**Task objective:** Exactly repeat all the records below, omitting the images they hold.
Begin Provided data
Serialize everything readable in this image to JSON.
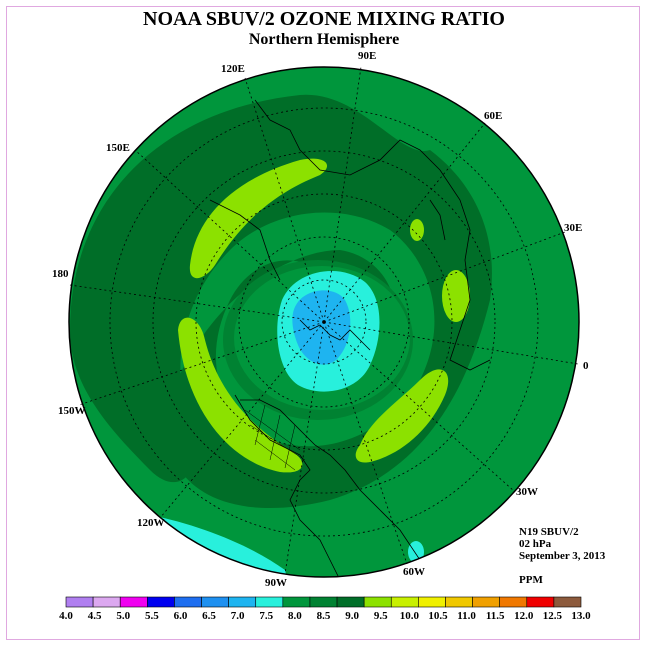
{
  "header": {
    "title": "NOAA SBUV/2 OZONE MIXING RATIO",
    "subtitle": "Northern Hemisphere"
  },
  "longitudes": {
    "lon_90e": "90E",
    "lon_60e": "60E",
    "lon_30e": "30E",
    "lon_0": "0",
    "lon_30w": "30W",
    "lon_60w": "60W",
    "lon_90w": "90W",
    "lon_120w": "120W",
    "lon_150w": "150W",
    "lon_180": "180",
    "lon_150e": "150E",
    "lon_120e": "120E"
  },
  "info": {
    "instrument": "N19 SBUV/2",
    "level": "02 hPa",
    "date": "September 3, 2013",
    "units": "PPM"
  },
  "colorbar": {
    "colors": [
      "#b07ff0",
      "#dca8f0",
      "#f000f0",
      "#0000f0",
      "#1e6ef0",
      "#1e90f0",
      "#1eb4f0",
      "#28f0dc",
      "#00963c",
      "#008232",
      "#006e28",
      "#8ce100",
      "#c8f000",
      "#f0f000",
      "#f0c800",
      "#f0a000",
      "#f07800",
      "#f00000",
      "#8c5a3c"
    ],
    "labels": [
      "4.0",
      "4.5",
      "5.0",
      "5.5",
      "6.0",
      "6.5",
      "7.0",
      "7.5",
      "8.0",
      "8.5",
      "9.0",
      "9.5",
      "10.0",
      "10.5",
      "11.0",
      "11.5",
      "12.0",
      "12.5",
      "13.0"
    ]
  },
  "map": {
    "field_colors": {
      "level_8_0": "#00963c",
      "level_8_5": "#008232",
      "level_9_0": "#006e28",
      "level_9_5": "#8ce100",
      "level_7_5": "#28f0dc",
      "level_7_0": "#1eb4f0"
    }
  }
}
End Provided data
**Solution to the problem:**
Serialize everything readable in this image to JSON.
{
  "header": {
    "title": "NOAA SBUV/2 OZONE MIXING RATIO",
    "subtitle": "Northern Hemisphere"
  },
  "longitudes": {
    "lon_90e": "90E",
    "lon_60e": "60E",
    "lon_30e": "30E",
    "lon_0": "0",
    "lon_30w": "30W",
    "lon_60w": "60W",
    "lon_90w": "90W",
    "lon_120w": "120W",
    "lon_150w": "150W",
    "lon_180": "180",
    "lon_150e": "150E",
    "lon_120e": "120E"
  },
  "info": {
    "instrument": "N19 SBUV/2",
    "level": "02 hPa",
    "date": "September 3, 2013",
    "units": "PPM"
  },
  "colorbar": {
    "colors": [
      "#b07ff0",
      "#dca8f0",
      "#f000f0",
      "#0000f0",
      "#1e6ef0",
      "#1e90f0",
      "#1eb4f0",
      "#28f0dc",
      "#00963c",
      "#008232",
      "#006e28",
      "#8ce100",
      "#c8f000",
      "#f0f000",
      "#f0c800",
      "#f0a000",
      "#f07800",
      "#f00000",
      "#8c5a3c"
    ],
    "labels": [
      "4.0",
      "4.5",
      "5.0",
      "5.5",
      "6.0",
      "6.5",
      "7.0",
      "7.5",
      "8.0",
      "8.5",
      "9.0",
      "9.5",
      "10.0",
      "10.5",
      "11.0",
      "11.5",
      "12.0",
      "12.5",
      "13.0"
    ]
  },
  "map": {
    "field_colors": {
      "level_8_0": "#00963c",
      "level_8_5": "#008232",
      "level_9_0": "#006e28",
      "level_9_5": "#8ce100",
      "level_7_5": "#28f0dc",
      "level_7_0": "#1eb4f0"
    }
  }
}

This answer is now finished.